What this task involves: Omit all images. Write out the rest of the material exactly.

Data records
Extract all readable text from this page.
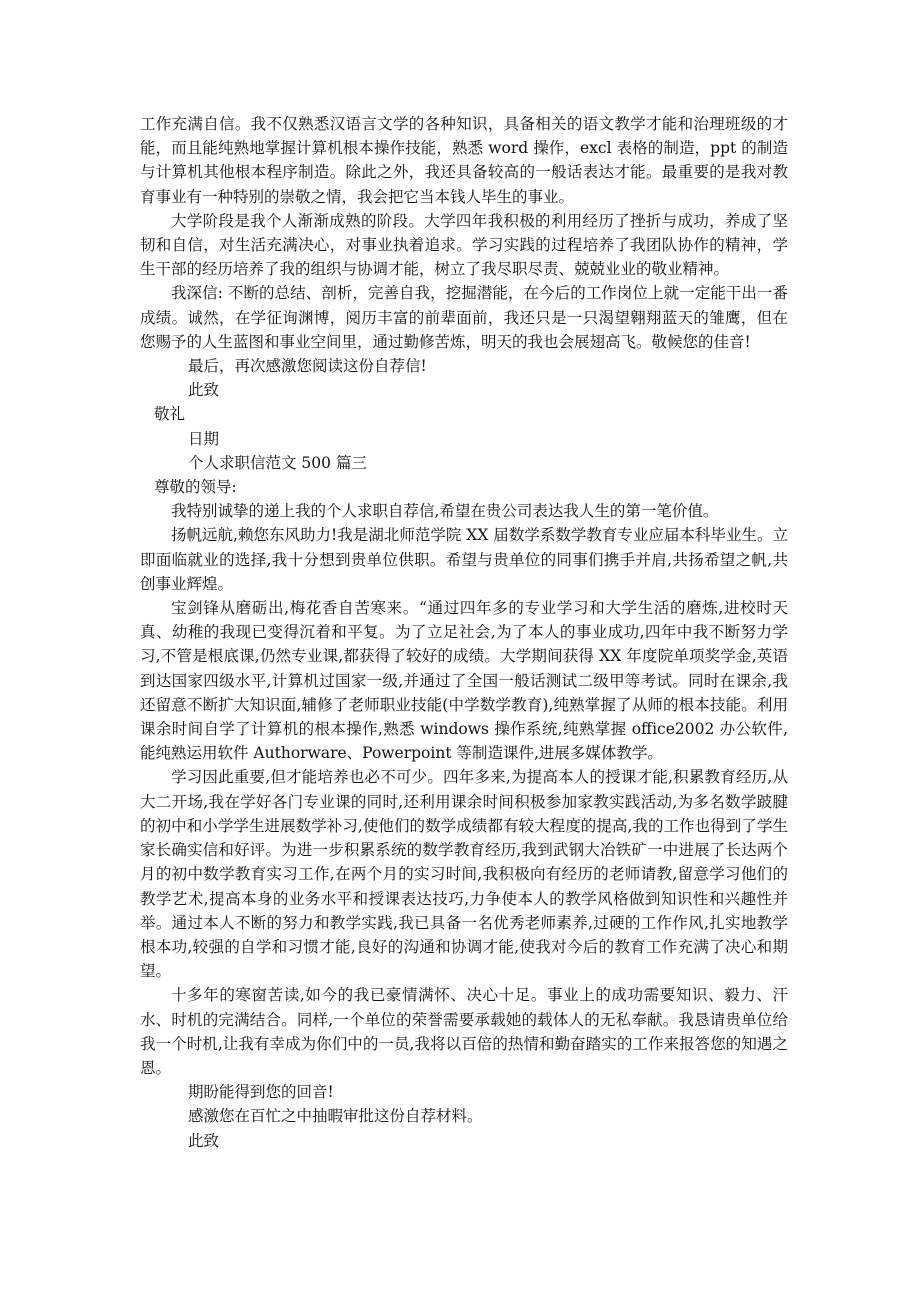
工作充满自信。我不仅熟悉汉语言文学的各种知识，具备相关的语文教学才能和治理班级的才能，而且能纯熟地掌握计算机根本操作技能，熟悉 word 操作，excl 表格的制造，ppt 的制造与计算机其他根本程序制造。除此之外，我还具备较高的一般话表达才能。最重要的是我对教育事业有一种特别的崇敬之情，我会把它当本钱人毕生的事业。

大学阶段是我个人渐渐成熟的阶段。大学四年我积极的利用经历了挫折与成功，养成了坚韧和自信，对生活充满决心，对事业执着追求。学习实践的过程培养了我团队协作的精神，学生干部的经历培养了我的组织与协调才能，树立了我尽职尽责、兢兢业业的敬业精神。

我深信: 不断的总结、剖析，完善自我，挖掘潜能，在今后的工作岗位上就一定能干出一番成绩。诚然，在学征询渊博，阅历丰富的前辈面前，我还只是一只渴望翱翔蓝天的雏鹰，但在您赐予的人生蓝图和事业空间里，通过勤修苦炼，明天的我也会展翅高飞。敬候您的佳音!

最后，再次感激您阅读这份自荐信!

此致

敬礼

日期

个人求职信范文 500 篇三

尊敬的领导:

我特别诚挚的递上我的个人求职自荐信,希望在贵公司表达我人生的第一笔价值。

扬帆远航,赖您东风助力!我是湖北师范学院 XX 届数学系数学教育专业应届本科毕业生。立即面临就业的选择,我十分想到贵单位供职。希望与贵单位的同事们携手并肩,共扬希望之帆,共创事业辉煌。

宝剑锋从磨砺出,梅花香自苦寒来。“通过四年多的专业学习和大学生活的磨炼,进校时天真、幼稚的我现已变得沉着和平复。为了立足社会,为了本人的事业成功,四年中我不断努力学习,不管是根底课,仍然专业课,都获得了较好的成绩。大学期间获得 XX 年度院单项奖学金,英语到达国家四级水平,计算机过国家一级,并通过了全国一般话测试二级甲等考试。同时在课余,我还留意不断扩大知识面,辅修了老师职业技能(中学数学教育),纯熟掌握了从师的根本技能。利用课余时间自学了计算机的根本操作,熟悉 windows 操作系统,纯熟掌握 office2002 办公软件,能纯熟运用软件 Authorware、Powerpoint 等制造课件,进展多媒体教学。

学习因此重要,但才能培养也必不可少。四年多来,为提高本人的授课才能,积累教育经历,从大二开场,我在学好各门专业课的同时,还利用课余时间积极参加家教实践活动,为多名数学跛腱的初中和小学学生进展数学补习,使他们的数学成绩都有较大程度的提高,我的工作也得到了学生家长确实信和好评。为进一步积累系统的数学教育经历,我到武钢大冶铁矿一中进展了长达两个月的初中数学教育实习工作,在两个月的实习时间,我积极向有经历的老师请教,留意学习他们的教学艺术,提高本身的业务水平和授课表达技巧,力争使本人的教学风格做到知识性和兴趣性并举。通过本人不断的努力和教学实践,我已具备一名优秀老师素养,过硬的工作作风,扎实地教学根本功,较强的自学和习惯才能,良好的沟通和协调才能,使我对今后的教育工作充满了决心和期望。

十多年的寒窗苦读,如今的我已豪情满怀、决心十足。事业上的成功需要知识、毅力、汗水、时机的完满结合。同样,一个单位的荣誉需要承载她的载体人的无私奉献。我恳请贵单位给我一个时机,让我有幸成为你们中的一员,我将以百倍的热情和勤奋踏实的工作来报答您的知遇之恩。

期盼能得到您的回音!

感激您在百忙之中抽暇审批这份自荐材料。

此致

Written reply:
Extract all readable text from this page.
工作充满自信。我不仅熟悉汉语言文学的各种知识，具备相关的语文教学才能和治理班级的才能，而且能纯熟地掌握计算机根本操作技能，熟悉 word 操作，excl 表格的制造，ppt 的制造与计算机其他根本程序制造。除此之外，我还具备较高的一般话表达才能。最重要的是我对教育事业有一种特别的崇敬之情，我会把它当本钱人毕生的事业。

大学阶段是我个人渐渐成熟的阶段。大学四年我积极的利用经历了挫折与成功，养成了坚韧和自信，对生活充满决心，对事业执着追求。学习实践的过程培养了我团队协作的精神，学生干部的经历培养了我的组织与协调才能，树立了我尽职尽责、兢兢业业的敬业精神。

我深信: 不断的总结、剖析，完善自我，挖掘潜能，在今后的工作岗位上就一定能干出一番成绩。诚然，在学征询渊博，阅历丰富的前辈面前，我还只是一只渴望翱翔蓝天的雏鹰，但在您赐予的人生蓝图和事业空间里，通过勤修苦炼，明天的我也会展翅高飞。敬候您的佳音!

最后，再次感激您阅读这份自荐信!

此致

敬礼

日期

个人求职信范文 500 篇三

尊敬的领导:

我特别诚挚的递上我的个人求职自荐信,希望在贵公司表达我人生的第一笔价值。

扬帆远航,赖您东风助力!我是湖北师范学院 XX 届数学系数学教育专业应届本科毕业生。立即面临就业的选择,我十分想到贵单位供职。希望与贵单位的同事们携手并肩,共扬希望之帆,共创事业辉煌。

宝剑锋从磨砺出,梅花香自苦寒来。“通过四年多的专业学习和大学生活的磨炼,进校时天真、幼稚的我现已变得沉着和平复。为了立足社会,为了本人的事业成功,四年中我不断努力学习,不管是根底课,仍然专业课,都获得了较好的成绩。大学期间获得 XX 年度院单项奖学金,英语到达国家四级水平,计算机过国家一级,并通过了全国一般话测试二级甲等考试。同时在课余,我还留意不断扩大知识面,辅修了老师职业技能(中学数学教育),纯熟掌握了从师的根本技能。利用课余时间自学了计算机的根本操作,熟悉 windows 操作系统,纯熟掌握 office2002 办公软件,能纯熟运用软件 Authorware、Powerpoint 等制造课件,进展多媒体教学。

学习因此重要,但才能培养也必不可少。四年多来,为提高本人的授课才能,积累教育经历,从大二开场,我在学好各门专业课的同时,还利用课余时间积极参加家教实践活动,为多名数学跛腱的初中和小学学生进展数学补习,使他们的数学成绩都有较大程度的提高,我的工作也得到了学生家长确实信和好评。为进一步积累系统的数学教育经历,我到武钢大冶铁矿一中进展了长达两个月的初中数学教育实习工作,在两个月的实习时间,我积极向有经历的老师请教,留意学习他们的教学艺术,提高本身的业务水平和授课表达技巧,力争使本人的教学风格做到知识性和兴趣性并举。通过本人不断的努力和教学实践,我已具备一名优秀老师素养,过硬的工作作风,扎实地教学根本功,较强的自学和习惯才能,良好的沟通和协调才能,使我对今后的教育工作充满了决心和期望。

十多年的寒窗苦读,如今的我已豪情满怀、决心十足。事业上的成功需要知识、毅力、汗水、时机的完满结合。同样,一个单位的荣誉需要承载她的载体人的无私奉献。我恳请贵单位给我一个时机,让我有幸成为你们中的一员,我将以百倍的热情和勤奋踏实的工作来报答您的知遇之恩。

期盼能得到您的回音!

感激您在百忙之中抽暇审批这份自荐材料。

此致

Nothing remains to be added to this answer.